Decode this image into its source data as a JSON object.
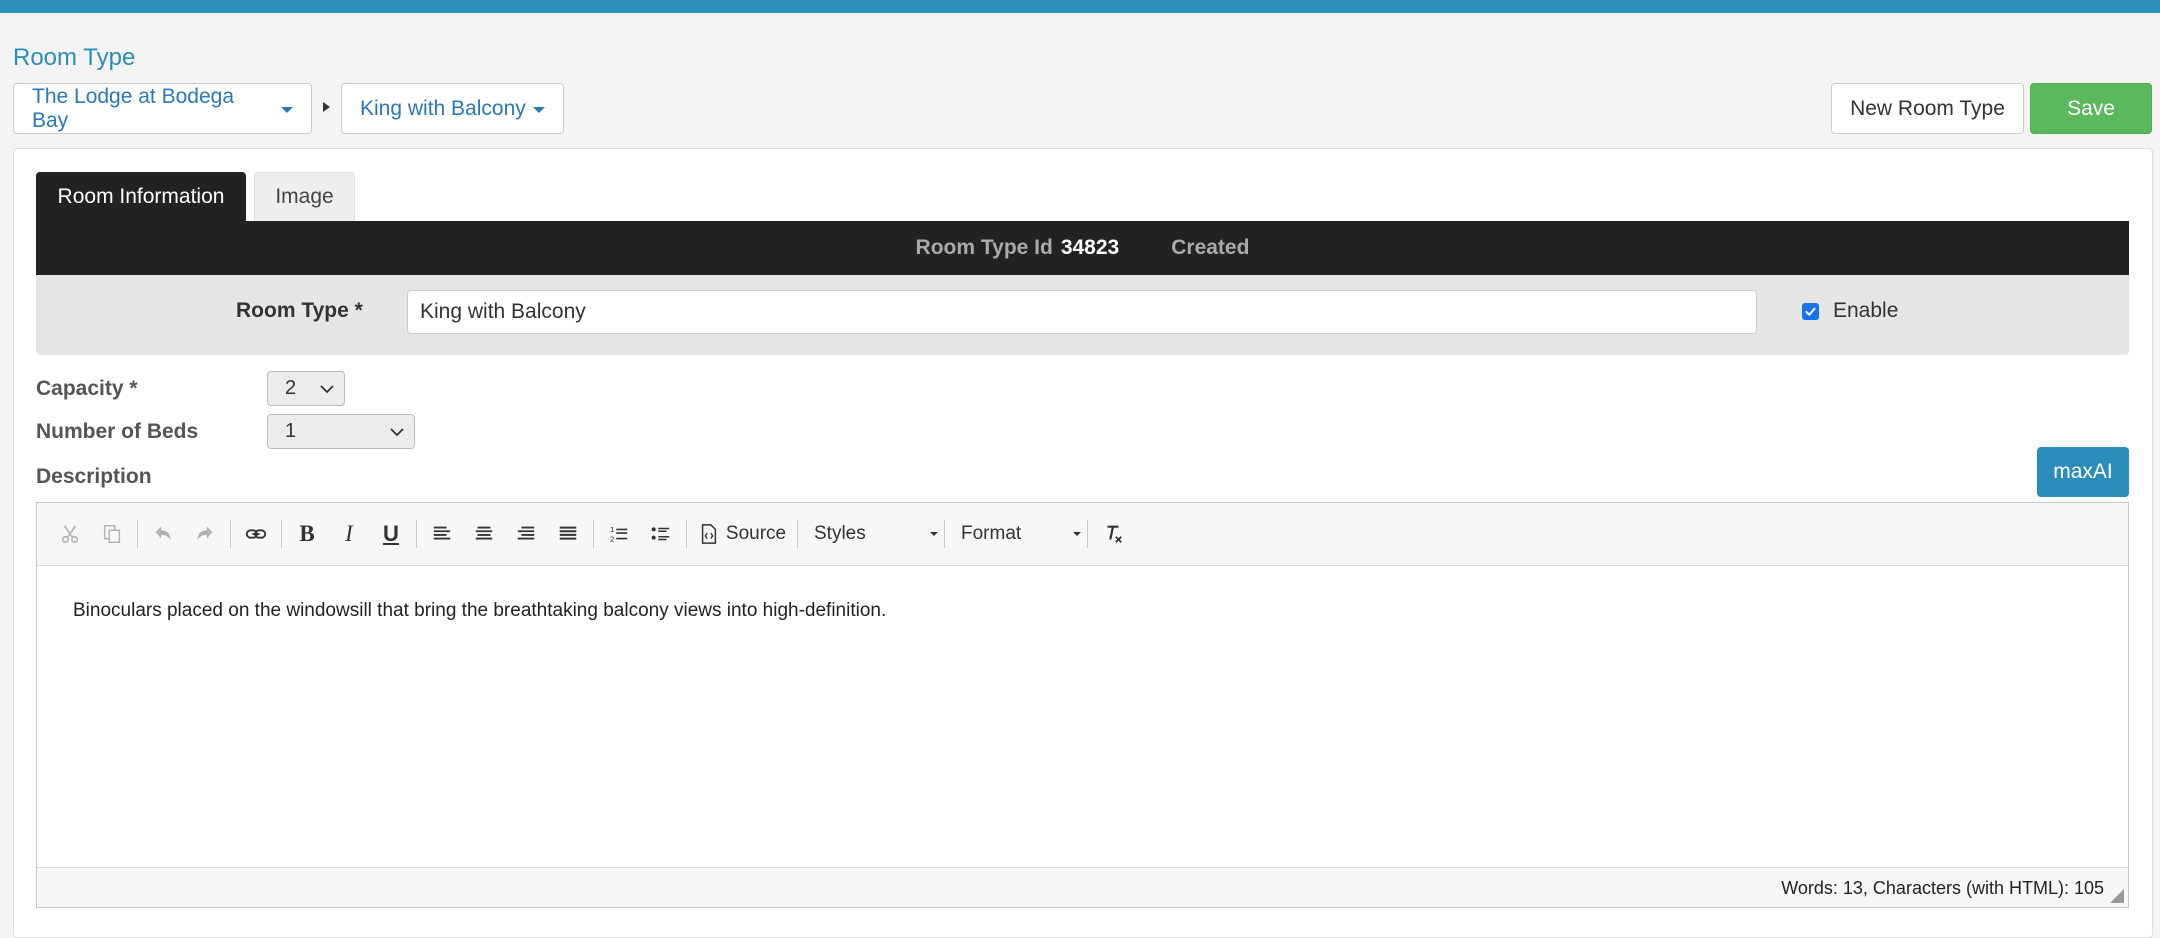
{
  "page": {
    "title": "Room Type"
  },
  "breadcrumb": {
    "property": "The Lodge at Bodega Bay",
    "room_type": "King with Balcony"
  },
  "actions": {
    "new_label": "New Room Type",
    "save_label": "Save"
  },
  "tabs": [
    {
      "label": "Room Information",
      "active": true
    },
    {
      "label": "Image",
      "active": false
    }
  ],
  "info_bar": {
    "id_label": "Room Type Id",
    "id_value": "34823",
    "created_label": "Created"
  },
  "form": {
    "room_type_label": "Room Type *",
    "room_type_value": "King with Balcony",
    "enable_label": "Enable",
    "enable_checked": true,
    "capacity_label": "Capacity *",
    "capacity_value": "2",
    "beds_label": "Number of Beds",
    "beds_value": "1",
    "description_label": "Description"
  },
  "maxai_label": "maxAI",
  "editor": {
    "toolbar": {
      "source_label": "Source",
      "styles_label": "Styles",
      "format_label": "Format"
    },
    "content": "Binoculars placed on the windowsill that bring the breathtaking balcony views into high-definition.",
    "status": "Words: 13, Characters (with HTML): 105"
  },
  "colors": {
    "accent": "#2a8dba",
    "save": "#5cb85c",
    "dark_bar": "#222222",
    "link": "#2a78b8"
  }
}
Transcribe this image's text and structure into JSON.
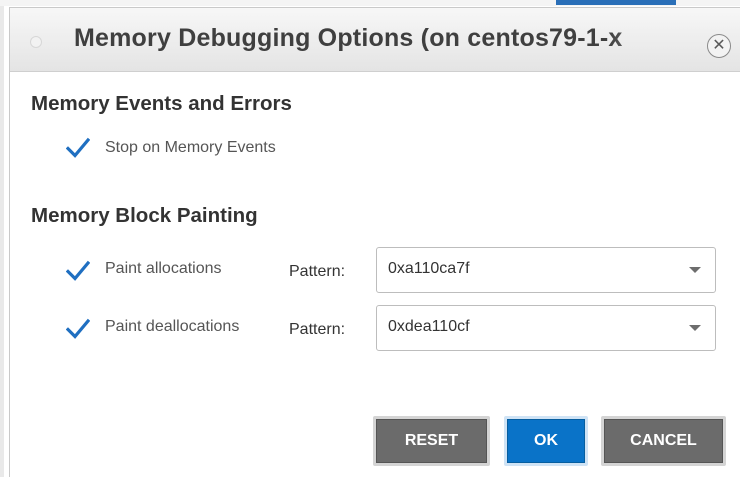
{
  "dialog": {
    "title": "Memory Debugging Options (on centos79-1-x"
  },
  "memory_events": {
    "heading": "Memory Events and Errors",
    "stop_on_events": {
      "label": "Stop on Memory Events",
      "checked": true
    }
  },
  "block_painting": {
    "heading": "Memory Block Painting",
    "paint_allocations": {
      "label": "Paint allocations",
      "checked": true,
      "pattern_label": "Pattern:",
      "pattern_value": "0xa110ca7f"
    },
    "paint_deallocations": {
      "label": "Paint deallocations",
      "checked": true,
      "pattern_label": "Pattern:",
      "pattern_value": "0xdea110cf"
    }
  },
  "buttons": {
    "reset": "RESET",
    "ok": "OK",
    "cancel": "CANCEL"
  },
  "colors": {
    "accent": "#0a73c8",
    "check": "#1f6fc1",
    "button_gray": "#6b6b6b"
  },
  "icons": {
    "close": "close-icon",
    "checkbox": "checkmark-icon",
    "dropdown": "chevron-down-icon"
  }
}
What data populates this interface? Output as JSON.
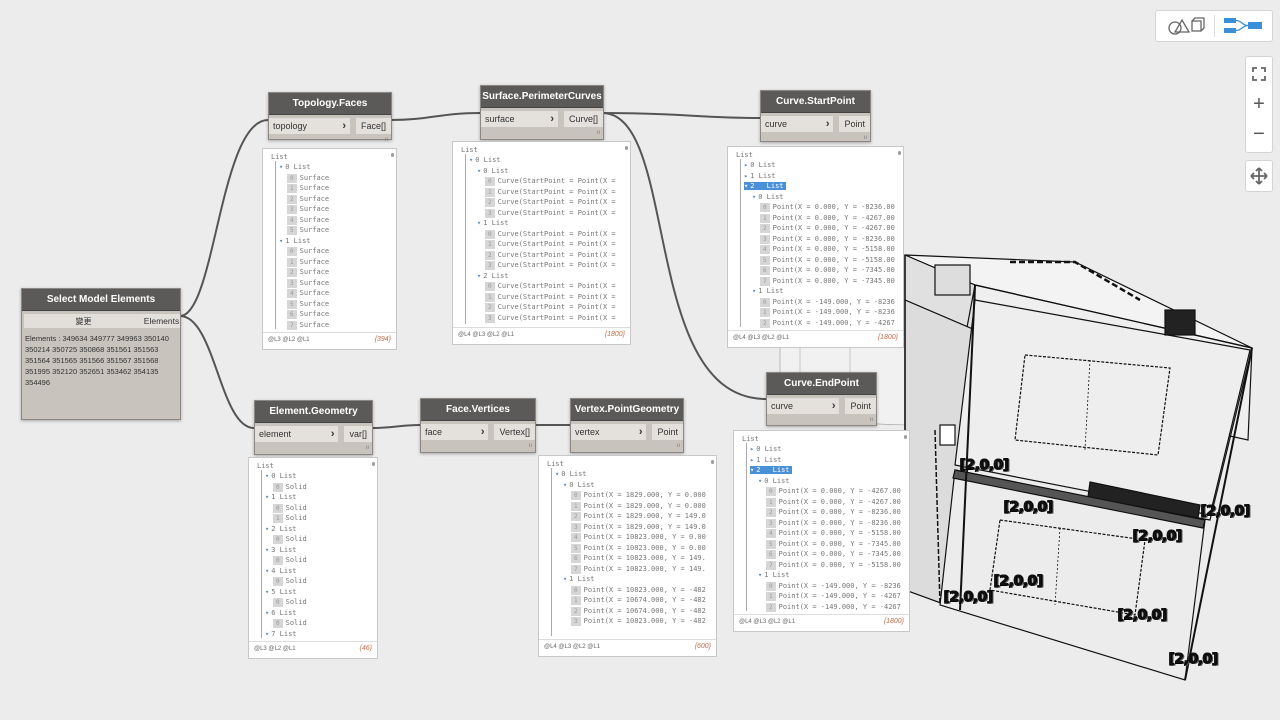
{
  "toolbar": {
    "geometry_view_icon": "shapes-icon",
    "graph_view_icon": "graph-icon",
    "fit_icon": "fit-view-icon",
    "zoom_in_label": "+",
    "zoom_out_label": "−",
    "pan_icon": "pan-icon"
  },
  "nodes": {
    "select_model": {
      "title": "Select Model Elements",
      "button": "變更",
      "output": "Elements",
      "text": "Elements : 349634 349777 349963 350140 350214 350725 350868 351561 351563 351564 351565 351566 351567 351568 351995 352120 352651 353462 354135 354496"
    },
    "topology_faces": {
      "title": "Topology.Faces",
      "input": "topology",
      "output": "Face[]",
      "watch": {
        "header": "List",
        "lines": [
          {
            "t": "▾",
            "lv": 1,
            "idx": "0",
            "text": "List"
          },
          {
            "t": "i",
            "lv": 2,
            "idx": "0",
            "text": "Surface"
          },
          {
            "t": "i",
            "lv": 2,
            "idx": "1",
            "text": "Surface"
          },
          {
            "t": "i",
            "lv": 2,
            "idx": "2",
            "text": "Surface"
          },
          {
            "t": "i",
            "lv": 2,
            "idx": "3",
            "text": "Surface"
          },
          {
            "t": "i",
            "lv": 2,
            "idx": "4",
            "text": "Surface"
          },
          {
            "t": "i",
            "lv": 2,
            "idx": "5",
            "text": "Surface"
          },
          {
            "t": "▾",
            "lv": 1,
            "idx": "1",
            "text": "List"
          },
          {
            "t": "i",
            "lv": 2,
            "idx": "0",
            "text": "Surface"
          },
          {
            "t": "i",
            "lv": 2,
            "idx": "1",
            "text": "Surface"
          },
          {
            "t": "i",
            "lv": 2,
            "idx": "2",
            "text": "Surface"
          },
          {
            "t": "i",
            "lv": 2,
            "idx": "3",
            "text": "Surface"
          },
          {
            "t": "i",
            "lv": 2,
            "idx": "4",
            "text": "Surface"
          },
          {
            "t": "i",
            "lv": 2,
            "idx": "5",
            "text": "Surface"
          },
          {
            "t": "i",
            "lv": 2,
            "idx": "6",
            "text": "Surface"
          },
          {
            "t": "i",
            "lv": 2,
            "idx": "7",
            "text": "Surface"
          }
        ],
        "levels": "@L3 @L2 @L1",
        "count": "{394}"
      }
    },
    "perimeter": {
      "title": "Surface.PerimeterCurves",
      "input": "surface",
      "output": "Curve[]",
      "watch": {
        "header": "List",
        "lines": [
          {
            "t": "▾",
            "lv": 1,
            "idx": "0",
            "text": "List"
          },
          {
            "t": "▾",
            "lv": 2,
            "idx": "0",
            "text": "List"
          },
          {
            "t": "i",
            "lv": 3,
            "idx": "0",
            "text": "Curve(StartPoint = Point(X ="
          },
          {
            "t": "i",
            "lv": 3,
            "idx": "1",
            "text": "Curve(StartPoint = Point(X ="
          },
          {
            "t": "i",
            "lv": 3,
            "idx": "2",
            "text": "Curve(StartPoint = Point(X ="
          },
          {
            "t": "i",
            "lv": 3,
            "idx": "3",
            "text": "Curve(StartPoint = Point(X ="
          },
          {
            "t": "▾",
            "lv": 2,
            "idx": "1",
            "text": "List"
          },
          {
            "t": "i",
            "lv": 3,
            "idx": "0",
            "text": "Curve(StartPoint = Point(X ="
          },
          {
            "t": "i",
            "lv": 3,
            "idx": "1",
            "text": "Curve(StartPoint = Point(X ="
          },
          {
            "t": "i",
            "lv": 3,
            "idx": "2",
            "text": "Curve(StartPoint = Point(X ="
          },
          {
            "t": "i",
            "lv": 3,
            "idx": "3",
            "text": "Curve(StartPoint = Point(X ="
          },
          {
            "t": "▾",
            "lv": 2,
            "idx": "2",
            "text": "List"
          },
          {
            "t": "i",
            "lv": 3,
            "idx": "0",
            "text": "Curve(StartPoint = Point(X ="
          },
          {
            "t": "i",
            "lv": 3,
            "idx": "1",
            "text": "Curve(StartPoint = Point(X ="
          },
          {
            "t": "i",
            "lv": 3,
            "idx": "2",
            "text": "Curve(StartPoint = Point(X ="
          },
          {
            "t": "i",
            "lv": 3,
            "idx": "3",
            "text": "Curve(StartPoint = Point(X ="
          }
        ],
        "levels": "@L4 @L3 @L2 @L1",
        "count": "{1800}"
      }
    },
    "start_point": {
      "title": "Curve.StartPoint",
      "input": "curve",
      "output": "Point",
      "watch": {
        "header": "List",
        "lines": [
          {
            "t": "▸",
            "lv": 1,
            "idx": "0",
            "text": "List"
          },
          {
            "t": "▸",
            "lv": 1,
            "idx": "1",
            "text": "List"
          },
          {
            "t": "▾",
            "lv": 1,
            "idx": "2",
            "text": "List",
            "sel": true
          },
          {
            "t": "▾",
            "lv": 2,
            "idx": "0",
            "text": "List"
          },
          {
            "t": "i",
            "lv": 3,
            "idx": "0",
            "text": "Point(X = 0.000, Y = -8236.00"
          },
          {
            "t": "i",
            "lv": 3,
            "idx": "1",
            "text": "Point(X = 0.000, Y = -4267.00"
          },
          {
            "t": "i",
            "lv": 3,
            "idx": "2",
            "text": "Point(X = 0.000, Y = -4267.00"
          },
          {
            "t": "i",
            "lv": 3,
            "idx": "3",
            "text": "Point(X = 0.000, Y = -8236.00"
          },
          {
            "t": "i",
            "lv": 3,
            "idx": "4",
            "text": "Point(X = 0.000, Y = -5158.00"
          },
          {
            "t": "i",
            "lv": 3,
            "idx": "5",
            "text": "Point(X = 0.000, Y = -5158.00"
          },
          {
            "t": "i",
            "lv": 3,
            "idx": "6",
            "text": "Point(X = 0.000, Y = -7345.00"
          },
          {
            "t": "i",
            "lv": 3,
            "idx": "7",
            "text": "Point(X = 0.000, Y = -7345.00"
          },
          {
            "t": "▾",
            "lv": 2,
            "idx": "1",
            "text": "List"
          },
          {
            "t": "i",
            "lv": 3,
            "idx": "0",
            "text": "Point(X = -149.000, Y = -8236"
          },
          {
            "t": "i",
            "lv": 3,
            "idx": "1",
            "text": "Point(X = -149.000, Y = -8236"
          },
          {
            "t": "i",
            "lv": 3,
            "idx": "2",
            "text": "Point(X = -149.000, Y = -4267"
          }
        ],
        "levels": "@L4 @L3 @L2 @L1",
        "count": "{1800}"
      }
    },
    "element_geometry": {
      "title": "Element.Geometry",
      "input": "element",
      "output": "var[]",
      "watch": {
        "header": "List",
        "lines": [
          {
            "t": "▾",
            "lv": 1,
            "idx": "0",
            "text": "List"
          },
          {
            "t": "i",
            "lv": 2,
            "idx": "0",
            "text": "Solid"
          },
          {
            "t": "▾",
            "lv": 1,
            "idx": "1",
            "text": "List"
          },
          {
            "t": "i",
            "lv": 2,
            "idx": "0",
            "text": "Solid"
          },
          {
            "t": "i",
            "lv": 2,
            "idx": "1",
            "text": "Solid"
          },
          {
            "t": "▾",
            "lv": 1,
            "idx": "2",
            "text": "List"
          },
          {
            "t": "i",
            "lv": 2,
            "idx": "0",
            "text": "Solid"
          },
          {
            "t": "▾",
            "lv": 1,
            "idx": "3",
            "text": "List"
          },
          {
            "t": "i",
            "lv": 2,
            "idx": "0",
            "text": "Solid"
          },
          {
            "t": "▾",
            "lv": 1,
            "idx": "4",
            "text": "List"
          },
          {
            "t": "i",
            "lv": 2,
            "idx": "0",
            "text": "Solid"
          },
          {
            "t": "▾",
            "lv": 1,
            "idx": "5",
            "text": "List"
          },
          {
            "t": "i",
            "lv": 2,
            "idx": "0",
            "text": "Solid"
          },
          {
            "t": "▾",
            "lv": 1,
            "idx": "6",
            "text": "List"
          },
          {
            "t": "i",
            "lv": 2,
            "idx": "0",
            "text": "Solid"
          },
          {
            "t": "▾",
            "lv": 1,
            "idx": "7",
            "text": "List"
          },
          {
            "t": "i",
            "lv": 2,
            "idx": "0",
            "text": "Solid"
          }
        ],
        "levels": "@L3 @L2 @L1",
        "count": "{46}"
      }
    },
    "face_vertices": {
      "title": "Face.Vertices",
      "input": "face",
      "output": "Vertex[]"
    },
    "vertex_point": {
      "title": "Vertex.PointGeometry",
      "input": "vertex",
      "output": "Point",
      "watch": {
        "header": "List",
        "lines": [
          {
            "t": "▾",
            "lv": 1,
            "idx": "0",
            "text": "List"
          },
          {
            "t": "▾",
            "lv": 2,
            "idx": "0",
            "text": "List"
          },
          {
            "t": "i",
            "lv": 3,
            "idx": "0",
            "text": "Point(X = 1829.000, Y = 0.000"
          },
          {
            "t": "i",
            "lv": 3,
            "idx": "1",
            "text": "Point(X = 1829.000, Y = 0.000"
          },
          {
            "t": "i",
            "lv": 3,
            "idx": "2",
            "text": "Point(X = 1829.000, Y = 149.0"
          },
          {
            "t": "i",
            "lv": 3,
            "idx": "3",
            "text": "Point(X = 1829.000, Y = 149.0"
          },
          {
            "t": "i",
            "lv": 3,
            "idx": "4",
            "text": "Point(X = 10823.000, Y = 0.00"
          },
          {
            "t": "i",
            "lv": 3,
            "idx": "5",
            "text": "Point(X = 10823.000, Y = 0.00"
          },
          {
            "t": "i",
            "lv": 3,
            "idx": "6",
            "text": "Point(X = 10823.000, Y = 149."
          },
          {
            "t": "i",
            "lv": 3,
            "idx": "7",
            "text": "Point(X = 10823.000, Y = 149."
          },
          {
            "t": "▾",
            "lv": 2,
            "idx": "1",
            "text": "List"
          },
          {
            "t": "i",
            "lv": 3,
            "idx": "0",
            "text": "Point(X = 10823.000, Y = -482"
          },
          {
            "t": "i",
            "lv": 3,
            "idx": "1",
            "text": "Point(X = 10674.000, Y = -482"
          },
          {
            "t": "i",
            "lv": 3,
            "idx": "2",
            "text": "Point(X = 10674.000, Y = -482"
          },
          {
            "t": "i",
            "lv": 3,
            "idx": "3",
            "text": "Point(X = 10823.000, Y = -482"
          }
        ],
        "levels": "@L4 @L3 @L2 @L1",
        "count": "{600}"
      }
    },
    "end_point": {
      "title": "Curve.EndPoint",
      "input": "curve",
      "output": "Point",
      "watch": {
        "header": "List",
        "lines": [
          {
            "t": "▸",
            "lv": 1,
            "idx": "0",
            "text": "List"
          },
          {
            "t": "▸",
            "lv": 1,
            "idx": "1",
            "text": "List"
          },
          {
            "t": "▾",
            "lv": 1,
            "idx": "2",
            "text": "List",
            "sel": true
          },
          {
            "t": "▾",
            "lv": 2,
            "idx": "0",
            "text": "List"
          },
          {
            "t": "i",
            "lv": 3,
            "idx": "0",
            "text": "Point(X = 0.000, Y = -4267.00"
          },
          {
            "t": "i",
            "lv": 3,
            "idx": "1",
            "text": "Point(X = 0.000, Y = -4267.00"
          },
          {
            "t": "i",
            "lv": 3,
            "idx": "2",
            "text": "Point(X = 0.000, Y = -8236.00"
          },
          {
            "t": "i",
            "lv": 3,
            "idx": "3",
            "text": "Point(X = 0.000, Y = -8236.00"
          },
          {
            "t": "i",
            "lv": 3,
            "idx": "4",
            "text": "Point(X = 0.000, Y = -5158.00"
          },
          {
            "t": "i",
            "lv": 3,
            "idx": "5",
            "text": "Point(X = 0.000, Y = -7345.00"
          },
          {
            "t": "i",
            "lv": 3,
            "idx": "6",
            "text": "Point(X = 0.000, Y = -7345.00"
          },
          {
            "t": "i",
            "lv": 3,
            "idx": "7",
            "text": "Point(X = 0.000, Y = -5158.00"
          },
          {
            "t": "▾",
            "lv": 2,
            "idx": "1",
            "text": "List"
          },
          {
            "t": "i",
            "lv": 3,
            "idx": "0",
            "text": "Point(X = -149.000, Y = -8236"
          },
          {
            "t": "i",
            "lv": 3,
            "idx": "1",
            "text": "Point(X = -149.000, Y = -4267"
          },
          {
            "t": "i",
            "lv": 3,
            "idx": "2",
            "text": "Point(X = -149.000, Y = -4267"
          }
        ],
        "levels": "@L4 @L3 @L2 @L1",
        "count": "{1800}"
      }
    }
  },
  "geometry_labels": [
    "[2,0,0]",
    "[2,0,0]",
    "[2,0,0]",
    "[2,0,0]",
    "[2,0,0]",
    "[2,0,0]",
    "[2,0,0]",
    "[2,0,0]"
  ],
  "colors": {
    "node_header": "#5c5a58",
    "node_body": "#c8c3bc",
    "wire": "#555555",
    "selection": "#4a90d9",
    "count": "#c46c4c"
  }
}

■ GIVEN REQUEST
Your answer should be one number: how many lines of the listing include the word "data".

■ WORKED SOLUTION
2